TEXTO PROPORCIONADO:
----
Admitiré que antes de haber visto La piel que habito, la nueva película de Pedro Almodóvar, había perdido, por decirlo de alguna manera, la fe que tenía en el Dios del cine español. Desde Todo Sobre Mi Madre, su oscarizada cinta de 1999, sus producciones habían estado tambaleándose en esa cuerda floja que diferencia a las obras maestras del cine de las películas pretenciosas en apariencia y flojas en contenido. De hecho, creo que solo Volver llegaría a superar esa acrobacia que ha planteado su última etapa cinematográfica.
----
ÍTEMS PROPORCIONADOS:

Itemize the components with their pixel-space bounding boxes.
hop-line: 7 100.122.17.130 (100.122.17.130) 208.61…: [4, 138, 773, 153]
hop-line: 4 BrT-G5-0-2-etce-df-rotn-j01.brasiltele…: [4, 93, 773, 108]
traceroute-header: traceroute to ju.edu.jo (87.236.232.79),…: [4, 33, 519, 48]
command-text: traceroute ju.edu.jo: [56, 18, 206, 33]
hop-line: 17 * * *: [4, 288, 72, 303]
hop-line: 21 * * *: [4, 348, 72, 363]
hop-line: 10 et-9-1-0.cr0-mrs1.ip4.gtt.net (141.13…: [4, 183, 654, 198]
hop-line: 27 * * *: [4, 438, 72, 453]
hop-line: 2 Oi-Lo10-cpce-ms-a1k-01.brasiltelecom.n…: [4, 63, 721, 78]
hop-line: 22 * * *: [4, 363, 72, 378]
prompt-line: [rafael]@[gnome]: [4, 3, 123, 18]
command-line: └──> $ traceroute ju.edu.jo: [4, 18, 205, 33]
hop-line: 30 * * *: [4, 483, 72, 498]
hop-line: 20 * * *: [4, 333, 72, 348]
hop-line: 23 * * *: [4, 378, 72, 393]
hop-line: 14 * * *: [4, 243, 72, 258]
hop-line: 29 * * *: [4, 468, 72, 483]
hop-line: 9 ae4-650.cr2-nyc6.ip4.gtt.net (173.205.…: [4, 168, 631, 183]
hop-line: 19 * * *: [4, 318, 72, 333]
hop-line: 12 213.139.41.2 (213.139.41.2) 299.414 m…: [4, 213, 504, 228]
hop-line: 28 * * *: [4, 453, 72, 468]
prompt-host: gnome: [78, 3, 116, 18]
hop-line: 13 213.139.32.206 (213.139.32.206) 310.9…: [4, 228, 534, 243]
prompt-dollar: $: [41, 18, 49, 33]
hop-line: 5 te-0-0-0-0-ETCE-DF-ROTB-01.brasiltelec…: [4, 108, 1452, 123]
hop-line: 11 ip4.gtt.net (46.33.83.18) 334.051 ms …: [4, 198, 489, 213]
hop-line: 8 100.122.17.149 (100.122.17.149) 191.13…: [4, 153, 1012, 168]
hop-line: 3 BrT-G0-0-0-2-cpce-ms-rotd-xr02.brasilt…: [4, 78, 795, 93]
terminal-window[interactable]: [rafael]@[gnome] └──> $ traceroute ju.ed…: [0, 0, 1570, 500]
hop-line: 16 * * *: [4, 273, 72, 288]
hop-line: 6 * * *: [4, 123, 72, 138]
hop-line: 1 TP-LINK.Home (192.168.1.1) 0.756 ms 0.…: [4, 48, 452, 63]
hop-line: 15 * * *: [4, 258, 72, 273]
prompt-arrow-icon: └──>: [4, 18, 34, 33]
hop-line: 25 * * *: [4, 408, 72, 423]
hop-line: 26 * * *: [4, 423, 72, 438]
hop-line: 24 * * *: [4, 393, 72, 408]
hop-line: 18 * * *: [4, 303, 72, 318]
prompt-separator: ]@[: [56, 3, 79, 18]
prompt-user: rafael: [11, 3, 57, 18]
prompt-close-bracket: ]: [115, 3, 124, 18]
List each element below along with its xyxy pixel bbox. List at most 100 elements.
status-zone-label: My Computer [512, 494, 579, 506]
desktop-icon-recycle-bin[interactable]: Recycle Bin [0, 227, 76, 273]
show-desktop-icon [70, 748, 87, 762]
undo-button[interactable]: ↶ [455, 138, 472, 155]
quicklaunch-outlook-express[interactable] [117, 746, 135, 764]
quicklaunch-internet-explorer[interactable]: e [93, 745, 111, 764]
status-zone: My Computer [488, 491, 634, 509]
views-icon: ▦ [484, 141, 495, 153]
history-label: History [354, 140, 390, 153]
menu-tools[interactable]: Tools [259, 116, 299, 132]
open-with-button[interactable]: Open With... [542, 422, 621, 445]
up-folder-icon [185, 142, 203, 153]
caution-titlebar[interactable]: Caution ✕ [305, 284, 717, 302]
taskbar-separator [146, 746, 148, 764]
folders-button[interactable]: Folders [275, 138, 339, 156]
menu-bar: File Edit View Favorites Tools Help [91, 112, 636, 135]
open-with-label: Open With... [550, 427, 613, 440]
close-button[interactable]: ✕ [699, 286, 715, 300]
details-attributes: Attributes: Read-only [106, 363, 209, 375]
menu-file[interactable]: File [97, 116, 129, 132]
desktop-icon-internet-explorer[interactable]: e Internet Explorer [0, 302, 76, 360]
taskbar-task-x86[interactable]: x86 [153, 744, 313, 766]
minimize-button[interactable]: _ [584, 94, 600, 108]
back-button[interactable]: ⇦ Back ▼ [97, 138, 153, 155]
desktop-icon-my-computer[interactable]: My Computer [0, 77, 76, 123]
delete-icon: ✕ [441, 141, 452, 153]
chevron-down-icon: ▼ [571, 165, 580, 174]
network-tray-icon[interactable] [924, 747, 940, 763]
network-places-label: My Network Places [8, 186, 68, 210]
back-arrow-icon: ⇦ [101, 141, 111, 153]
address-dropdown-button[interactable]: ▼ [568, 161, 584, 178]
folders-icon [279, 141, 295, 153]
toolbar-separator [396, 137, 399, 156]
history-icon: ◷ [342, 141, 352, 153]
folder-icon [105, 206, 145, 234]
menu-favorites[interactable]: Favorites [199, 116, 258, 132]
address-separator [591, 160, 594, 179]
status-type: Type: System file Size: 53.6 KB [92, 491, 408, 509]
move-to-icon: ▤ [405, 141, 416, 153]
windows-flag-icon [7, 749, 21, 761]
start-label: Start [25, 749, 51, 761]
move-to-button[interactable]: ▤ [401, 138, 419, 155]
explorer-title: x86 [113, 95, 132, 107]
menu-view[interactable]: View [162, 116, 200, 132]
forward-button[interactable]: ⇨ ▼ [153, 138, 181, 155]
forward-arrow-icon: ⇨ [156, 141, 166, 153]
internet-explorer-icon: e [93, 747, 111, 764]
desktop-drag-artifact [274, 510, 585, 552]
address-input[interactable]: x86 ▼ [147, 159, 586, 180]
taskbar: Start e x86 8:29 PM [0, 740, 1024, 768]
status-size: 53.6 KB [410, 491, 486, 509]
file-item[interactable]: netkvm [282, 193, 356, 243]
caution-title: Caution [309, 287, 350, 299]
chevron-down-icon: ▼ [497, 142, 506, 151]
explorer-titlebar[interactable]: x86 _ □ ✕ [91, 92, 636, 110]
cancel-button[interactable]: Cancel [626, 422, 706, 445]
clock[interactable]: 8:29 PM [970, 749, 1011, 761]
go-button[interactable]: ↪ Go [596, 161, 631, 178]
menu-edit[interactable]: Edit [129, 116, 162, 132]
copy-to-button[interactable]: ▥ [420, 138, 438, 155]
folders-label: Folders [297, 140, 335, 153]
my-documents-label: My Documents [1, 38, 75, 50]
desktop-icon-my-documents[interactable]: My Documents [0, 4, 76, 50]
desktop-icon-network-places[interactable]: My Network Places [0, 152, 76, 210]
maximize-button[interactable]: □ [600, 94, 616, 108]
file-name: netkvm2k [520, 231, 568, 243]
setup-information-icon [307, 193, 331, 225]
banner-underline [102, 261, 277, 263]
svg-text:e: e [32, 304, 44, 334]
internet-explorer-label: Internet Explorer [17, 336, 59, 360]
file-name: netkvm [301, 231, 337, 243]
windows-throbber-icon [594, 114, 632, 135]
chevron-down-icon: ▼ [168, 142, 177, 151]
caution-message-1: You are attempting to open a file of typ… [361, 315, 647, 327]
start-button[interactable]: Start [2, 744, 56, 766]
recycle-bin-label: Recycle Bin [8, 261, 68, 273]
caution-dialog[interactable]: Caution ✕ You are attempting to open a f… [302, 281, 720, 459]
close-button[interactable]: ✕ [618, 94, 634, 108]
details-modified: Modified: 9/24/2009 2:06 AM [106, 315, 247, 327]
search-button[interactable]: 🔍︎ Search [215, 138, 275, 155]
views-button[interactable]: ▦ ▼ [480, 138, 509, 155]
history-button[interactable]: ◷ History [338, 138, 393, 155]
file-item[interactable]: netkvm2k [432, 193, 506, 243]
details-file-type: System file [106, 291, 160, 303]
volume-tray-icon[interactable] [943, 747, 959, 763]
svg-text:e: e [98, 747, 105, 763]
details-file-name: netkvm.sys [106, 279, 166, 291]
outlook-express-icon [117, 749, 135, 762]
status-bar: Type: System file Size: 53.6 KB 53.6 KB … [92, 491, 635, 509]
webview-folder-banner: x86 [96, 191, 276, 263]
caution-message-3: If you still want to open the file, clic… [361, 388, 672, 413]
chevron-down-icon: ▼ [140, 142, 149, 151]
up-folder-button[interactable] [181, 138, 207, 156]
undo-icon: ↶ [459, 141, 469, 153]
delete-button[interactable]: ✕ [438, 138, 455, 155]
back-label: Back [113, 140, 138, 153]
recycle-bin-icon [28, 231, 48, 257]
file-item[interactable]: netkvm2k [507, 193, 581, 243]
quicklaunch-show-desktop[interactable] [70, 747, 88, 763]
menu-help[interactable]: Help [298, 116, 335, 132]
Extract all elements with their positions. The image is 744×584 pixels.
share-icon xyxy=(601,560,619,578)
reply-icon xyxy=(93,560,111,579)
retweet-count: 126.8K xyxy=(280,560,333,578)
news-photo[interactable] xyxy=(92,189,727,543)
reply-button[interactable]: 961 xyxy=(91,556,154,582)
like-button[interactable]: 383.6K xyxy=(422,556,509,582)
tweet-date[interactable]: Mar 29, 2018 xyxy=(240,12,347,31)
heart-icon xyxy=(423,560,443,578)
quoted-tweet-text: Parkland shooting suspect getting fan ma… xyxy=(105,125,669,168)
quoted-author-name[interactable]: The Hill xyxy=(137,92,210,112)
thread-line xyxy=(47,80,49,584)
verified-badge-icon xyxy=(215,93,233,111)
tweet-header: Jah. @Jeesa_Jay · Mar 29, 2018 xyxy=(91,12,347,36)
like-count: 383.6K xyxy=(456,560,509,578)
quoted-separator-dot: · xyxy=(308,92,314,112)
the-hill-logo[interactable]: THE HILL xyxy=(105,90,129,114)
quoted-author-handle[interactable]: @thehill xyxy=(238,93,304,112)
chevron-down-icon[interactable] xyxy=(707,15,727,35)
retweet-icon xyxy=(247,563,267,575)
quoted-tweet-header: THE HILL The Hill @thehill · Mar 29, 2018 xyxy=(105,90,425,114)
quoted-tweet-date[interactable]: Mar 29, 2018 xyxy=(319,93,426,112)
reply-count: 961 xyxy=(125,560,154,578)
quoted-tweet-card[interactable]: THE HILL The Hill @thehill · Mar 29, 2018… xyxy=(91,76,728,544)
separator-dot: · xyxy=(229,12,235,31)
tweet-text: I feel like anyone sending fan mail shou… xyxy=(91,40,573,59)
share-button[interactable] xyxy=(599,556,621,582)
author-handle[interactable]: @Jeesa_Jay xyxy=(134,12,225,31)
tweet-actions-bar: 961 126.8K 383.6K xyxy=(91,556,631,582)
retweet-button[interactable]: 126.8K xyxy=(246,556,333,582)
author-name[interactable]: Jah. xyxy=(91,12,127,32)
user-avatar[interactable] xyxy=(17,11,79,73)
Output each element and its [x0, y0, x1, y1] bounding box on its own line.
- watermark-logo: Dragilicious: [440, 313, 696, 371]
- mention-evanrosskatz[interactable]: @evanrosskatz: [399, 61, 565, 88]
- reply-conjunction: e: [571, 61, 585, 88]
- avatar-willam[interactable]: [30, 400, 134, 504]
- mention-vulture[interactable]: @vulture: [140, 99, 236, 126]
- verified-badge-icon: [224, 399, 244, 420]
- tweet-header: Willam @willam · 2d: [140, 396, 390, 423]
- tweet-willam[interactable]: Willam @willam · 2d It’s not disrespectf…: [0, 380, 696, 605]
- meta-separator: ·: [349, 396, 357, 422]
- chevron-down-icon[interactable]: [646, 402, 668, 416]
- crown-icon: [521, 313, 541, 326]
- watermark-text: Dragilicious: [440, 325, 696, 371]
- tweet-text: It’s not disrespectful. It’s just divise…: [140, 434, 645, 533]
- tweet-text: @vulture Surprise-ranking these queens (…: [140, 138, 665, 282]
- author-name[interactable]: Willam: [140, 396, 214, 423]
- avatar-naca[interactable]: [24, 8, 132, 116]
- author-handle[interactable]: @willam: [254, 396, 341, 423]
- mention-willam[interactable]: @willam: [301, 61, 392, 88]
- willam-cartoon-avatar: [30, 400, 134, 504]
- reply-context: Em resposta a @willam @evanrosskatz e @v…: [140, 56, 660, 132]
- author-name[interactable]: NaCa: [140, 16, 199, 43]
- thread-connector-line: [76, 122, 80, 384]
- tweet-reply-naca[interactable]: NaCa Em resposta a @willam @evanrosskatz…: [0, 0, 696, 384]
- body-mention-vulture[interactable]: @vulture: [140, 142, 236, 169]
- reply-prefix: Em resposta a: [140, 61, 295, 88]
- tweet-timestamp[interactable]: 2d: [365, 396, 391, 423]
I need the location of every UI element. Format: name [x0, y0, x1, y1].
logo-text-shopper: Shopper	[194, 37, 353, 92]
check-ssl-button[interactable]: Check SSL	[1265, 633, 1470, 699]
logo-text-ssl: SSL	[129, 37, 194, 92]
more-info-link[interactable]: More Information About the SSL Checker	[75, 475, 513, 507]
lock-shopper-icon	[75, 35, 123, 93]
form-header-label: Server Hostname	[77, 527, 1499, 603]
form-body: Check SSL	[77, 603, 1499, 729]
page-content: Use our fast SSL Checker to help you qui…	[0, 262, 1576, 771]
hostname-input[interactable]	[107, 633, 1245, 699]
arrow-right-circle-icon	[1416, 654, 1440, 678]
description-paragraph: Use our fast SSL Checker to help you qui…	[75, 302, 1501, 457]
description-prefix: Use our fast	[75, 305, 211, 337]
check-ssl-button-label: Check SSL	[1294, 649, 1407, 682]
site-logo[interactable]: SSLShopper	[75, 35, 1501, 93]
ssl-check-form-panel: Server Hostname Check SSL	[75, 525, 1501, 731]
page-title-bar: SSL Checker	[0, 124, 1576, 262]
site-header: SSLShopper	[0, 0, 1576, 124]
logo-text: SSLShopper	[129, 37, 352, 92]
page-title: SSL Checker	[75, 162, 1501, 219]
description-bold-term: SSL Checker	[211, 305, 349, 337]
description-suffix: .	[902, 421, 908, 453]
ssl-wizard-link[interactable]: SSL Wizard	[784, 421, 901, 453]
----
COMPRUEBE SU COMPRENSIÓN:
1. Indique si cada una de las siguientes afirmaciones coincide con el texto sobre Almodóvar, respondiendo sí o no y citando literalmente las palabras del texto que lo deciden: (a) Todo sobre mi madre es una película de 1999 que obtuvo un Óscar. (b) Antes de ver La piel que habito, el autor conservaba intacta su fe en Almodóvar. (c) Según el autor, Volver no consiguió superar la acrobacia de la última etapa cinematográfica del director.
2. Reproduzca sin alteraciones el tramo del texto sobre Almodóvar que va desde "Admitiré que antes" hasta "última etapa cinematográfica.".
3. ¿Cómo se titula la nueva película de Pedro Almodóvar que menciona el texto sobre Almodóvar?

RESPUESTAS:
1.
(a) Sí: "su oscarizada cinta de 1999".
(b) No: "había perdido, por decirlo de alguna manera, la fe que tenía en el Dios del cine español".
(c) No: "creo que solo Volver llegaría a superar esa acrobacia que ha planteado su última etapa cinematográfica".

2.
Admitiré que antes de haber visto La piel que habito, la nueva película de Pedro Almodóvar, había perdido, por decirlo de alguna manera, la fe que tenía en el Dios del cine español. Desde Todo Sobre Mi Madre, su oscarizada cinta de 1999, sus producciones habían estado tambaleándose en esa cuerda floja que diferencia a las obras maestras del cine de las películas pretenciosas en apariencia y flojas en contenido. De hecho, creo que solo Volver llegaría a superar esa acrobacia que ha planteado su última etapa cinematográfica.

3. La piel que habito.